#### Aim of the exercise:
Whenever a line below holds the word "title", copy that line.

Excerpts from a figure dataset:
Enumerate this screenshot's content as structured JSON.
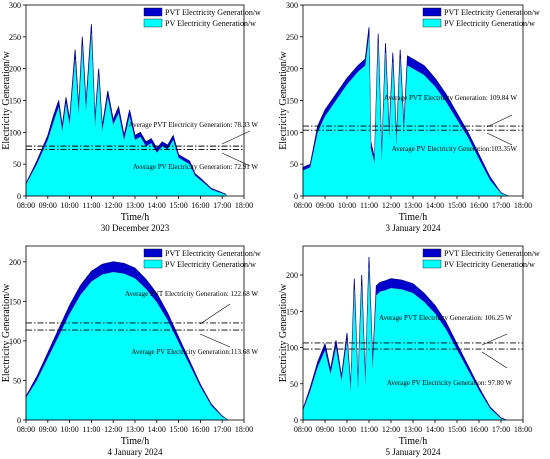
{
  "chart_data": [
    {
      "type": "area",
      "title": "30 December 2023",
      "xlabel": "Time/h",
      "ylabel": "Electricity Generation/w",
      "xlim": [
        "08:00",
        "18:00"
      ],
      "ylim": [
        0,
        300
      ],
      "xticks": [
        "08:00",
        "09:00",
        "10:00",
        "11:00",
        "12:00",
        "13:00",
        "14:00",
        "15:00",
        "16:00",
        "17:00",
        "18:00"
      ],
      "yticks": [
        0,
        50,
        100,
        150,
        200,
        250,
        300
      ],
      "legend": "top-right",
      "series": [
        {
          "name": "PVT Electricity Generation/w",
          "color": "#0000cc",
          "x": [
            "08:00",
            "08:30",
            "09:00",
            "09:15",
            "09:30",
            "09:40",
            "09:50",
            "10:00",
            "10:15",
            "10:25",
            "10:35",
            "10:45",
            "11:00",
            "11:10",
            "11:20",
            "11:30",
            "11:45",
            "12:00",
            "12:15",
            "12:30",
            "12:45",
            "13:00",
            "13:15",
            "13:30",
            "13:45",
            "14:00",
            "14:15",
            "14:30",
            "14:45",
            "15:00",
            "15:15",
            "15:30",
            "15:45",
            "16:00",
            "16:15",
            "16:30",
            "17:00",
            "17:10"
          ],
          "values": [
            20,
            55,
            95,
            125,
            150,
            110,
            155,
            120,
            230,
            140,
            250,
            145,
            270,
            120,
            200,
            110,
            165,
            120,
            140,
            95,
            135,
            95,
            100,
            85,
            90,
            75,
            85,
            80,
            95,
            65,
            60,
            55,
            35,
            28,
            20,
            12,
            5,
            3
          ]
        },
        {
          "name": "PV Electricity Generation/w",
          "color": "#00ffff",
          "x": [
            "08:00",
            "08:30",
            "09:00",
            "09:15",
            "09:30",
            "09:40",
            "09:50",
            "10:00",
            "10:15",
            "10:25",
            "10:35",
            "10:45",
            "11:00",
            "11:10",
            "11:20",
            "11:30",
            "11:45",
            "12:00",
            "12:15",
            "12:30",
            "12:45",
            "13:00",
            "13:15",
            "13:30",
            "13:45",
            "14:00",
            "14:15",
            "14:30",
            "14:45",
            "15:00",
            "15:15",
            "15:30",
            "15:45",
            "16:00",
            "16:15",
            "16:30",
            "17:00",
            "17:10"
          ],
          "values": [
            18,
            50,
            88,
            115,
            140,
            102,
            145,
            112,
            215,
            130,
            235,
            135,
            255,
            110,
            188,
            102,
            155,
            112,
            130,
            88,
            125,
            88,
            93,
            78,
            83,
            68,
            78,
            73,
            88,
            60,
            55,
            50,
            32,
            25,
            18,
            10,
            4,
            2
          ]
        }
      ],
      "hlines": [
        {
          "label": "Average PVT Electricity Generation: 78.33 W",
          "value": 78.33
        },
        {
          "label": "Average PV Electricity Generation: 72.91 W",
          "value": 72.91
        }
      ]
    },
    {
      "type": "area",
      "title": "3 January 2024",
      "xlabel": "Time/h",
      "ylabel": "Electricity Generation/w",
      "xlim": [
        "08:00",
        "18:00"
      ],
      "ylim": [
        0,
        300
      ],
      "xticks": [
        "08:00",
        "09:00",
        "10:00",
        "11:00",
        "12:00",
        "13:00",
        "14:00",
        "15:00",
        "16:00",
        "17:00",
        "18:00"
      ],
      "yticks": [
        0,
        50,
        100,
        150,
        200,
        250,
        300
      ],
      "legend": "top-right",
      "series": [
        {
          "name": "PVT Electricity Generation/w",
          "color": "#0000cc",
          "x": [
            "08:00",
            "08:20",
            "08:40",
            "09:00",
            "09:30",
            "10:00",
            "10:30",
            "10:50",
            "11:00",
            "11:05",
            "11:15",
            "11:25",
            "11:35",
            "11:45",
            "11:55",
            "12:05",
            "12:15",
            "12:25",
            "12:35",
            "12:45",
            "13:00",
            "13:30",
            "14:00",
            "14:30",
            "15:00",
            "15:30",
            "16:00",
            "16:30",
            "17:00",
            "17:20"
          ],
          "values": [
            45,
            50,
            110,
            135,
            160,
            185,
            205,
            215,
            265,
            85,
            60,
            255,
            65,
            240,
            100,
            225,
            90,
            230,
            110,
            220,
            215,
            205,
            185,
            160,
            130,
            100,
            65,
            30,
            5,
            0
          ]
        },
        {
          "name": "PV Electricity Generation/w",
          "color": "#00ffff",
          "x": [
            "08:00",
            "08:20",
            "08:40",
            "09:00",
            "09:30",
            "10:00",
            "10:30",
            "10:50",
            "11:00",
            "11:05",
            "11:15",
            "11:25",
            "11:35",
            "11:45",
            "11:55",
            "12:05",
            "12:15",
            "12:25",
            "12:35",
            "12:45",
            "13:00",
            "13:30",
            "14:00",
            "14:30",
            "15:00",
            "15:30",
            "16:00",
            "16:30",
            "17:00",
            "17:20"
          ],
          "values": [
            40,
            45,
            100,
            125,
            150,
            175,
            195,
            205,
            250,
            75,
            52,
            240,
            58,
            225,
            92,
            210,
            82,
            215,
            100,
            205,
            200,
            190,
            172,
            148,
            120,
            92,
            58,
            25,
            4,
            0
          ]
        }
      ],
      "hlines": [
        {
          "label": "Average PVT Electricity Generation: 109.84 W",
          "value": 109.84
        },
        {
          "label": "Average PV Electricity Generation:103.35W",
          "value": 103.35
        }
      ]
    },
    {
      "type": "area",
      "title": "4 January 2024",
      "xlabel": "Time/h",
      "ylabel": "Electricity Generation/w",
      "xlim": [
        "08:00",
        "18:00"
      ],
      "ylim": [
        0,
        220
      ],
      "xticks": [
        "08:00",
        "09:00",
        "10:00",
        "11:00",
        "12:00",
        "13:00",
        "14:00",
        "15:00",
        "16:00",
        "17:00",
        "18:00"
      ],
      "yticks": [
        0,
        50,
        100,
        150,
        200
      ],
      "legend": "top-right",
      "series": [
        {
          "name": "PVT Electricity Generation/w",
          "color": "#0000cc",
          "x": [
            "08:00",
            "08:30",
            "09:00",
            "09:30",
            "10:00",
            "10:30",
            "11:00",
            "11:30",
            "12:00",
            "12:30",
            "13:00",
            "13:30",
            "14:00",
            "14:30",
            "15:00",
            "15:30",
            "16:00",
            "16:30",
            "17:00",
            "17:15"
          ],
          "values": [
            30,
            55,
            85,
            115,
            145,
            170,
            188,
            197,
            200,
            198,
            192,
            178,
            160,
            135,
            105,
            75,
            45,
            20,
            5,
            0
          ]
        },
        {
          "name": "PV Electricity Generation/w",
          "color": "#00ffff",
          "x": [
            "08:00",
            "08:30",
            "09:00",
            "09:30",
            "10:00",
            "10:30",
            "11:00",
            "11:30",
            "12:00",
            "12:30",
            "13:00",
            "13:30",
            "14:00",
            "14:30",
            "15:00",
            "15:30",
            "16:00",
            "16:30",
            "17:00",
            "17:15"
          ],
          "values": [
            28,
            50,
            78,
            106,
            134,
            158,
            175,
            184,
            187,
            185,
            179,
            166,
            149,
            126,
            98,
            70,
            42,
            18,
            4,
            0
          ]
        }
      ],
      "hlines": [
        {
          "label": "Average PVT Electricity Generation: 122.68 W",
          "value": 122.68
        },
        {
          "label": "Average PV Electricity Generation:113.68 W",
          "value": 113.68
        }
      ]
    },
    {
      "type": "area",
      "title": "5 January 2024",
      "xlabel": "Time/h",
      "ylabel": "Electricity Generation/w",
      "xlim": [
        "08:00",
        "18:00"
      ],
      "ylim": [
        0,
        240
      ],
      "xticks": [
        "08:00",
        "09:00",
        "10:00",
        "11:00",
        "12:00",
        "13:00",
        "14:00",
        "15:00",
        "16:00",
        "17:00",
        "18:00"
      ],
      "yticks": [
        0,
        50,
        100,
        150,
        200
      ],
      "legend": "top-right",
      "series": [
        {
          "name": "PVT Electricity Generation/w",
          "color": "#0000cc",
          "x": [
            "08:00",
            "08:20",
            "08:40",
            "09:00",
            "09:15",
            "09:30",
            "09:45",
            "10:00",
            "10:10",
            "10:20",
            "10:30",
            "10:40",
            "10:50",
            "11:00",
            "11:10",
            "11:20",
            "11:30",
            "11:45",
            "12:00",
            "12:30",
            "13:00",
            "13:30",
            "14:00",
            "14:30",
            "15:00",
            "15:30",
            "16:00",
            "16:30",
            "17:00",
            "17:15"
          ],
          "values": [
            15,
            45,
            80,
            105,
            70,
            110,
            60,
            120,
            45,
            195,
            50,
            200,
            55,
            225,
            80,
            185,
            190,
            192,
            195,
            193,
            188,
            175,
            158,
            135,
            105,
            75,
            45,
            18,
            3,
            0
          ]
        },
        {
          "name": "PV Electricity Generation/w",
          "color": "#00ffff",
          "x": [
            "08:00",
            "08:20",
            "08:40",
            "09:00",
            "09:15",
            "09:30",
            "09:45",
            "10:00",
            "10:10",
            "10:20",
            "10:30",
            "10:40",
            "10:50",
            "11:00",
            "11:10",
            "11:20",
            "11:30",
            "11:45",
            "12:00",
            "12:30",
            "13:00",
            "13:30",
            "14:00",
            "14:30",
            "15:00",
            "15:30",
            "16:00",
            "16:30",
            "17:00",
            "17:15"
          ],
          "values": [
            13,
            40,
            73,
            96,
            63,
            100,
            54,
            110,
            40,
            180,
            45,
            185,
            50,
            210,
            72,
            172,
            177,
            179,
            182,
            180,
            175,
            163,
            147,
            125,
            97,
            69,
            41,
            16,
            2,
            0
          ]
        }
      ],
      "hlines": [
        {
          "label": "Average PVT Electricity Generation: 106.25 W",
          "value": 106.25
        },
        {
          "label": "Average PV Electricity Generation: 97.80 W",
          "value": 97.8
        }
      ]
    }
  ]
}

#### Exercise answer:
      "title": "30 December 2023",
      "title": "3 January 2024",
      "title": "4 January 2024",
      "title": "5 January 2024",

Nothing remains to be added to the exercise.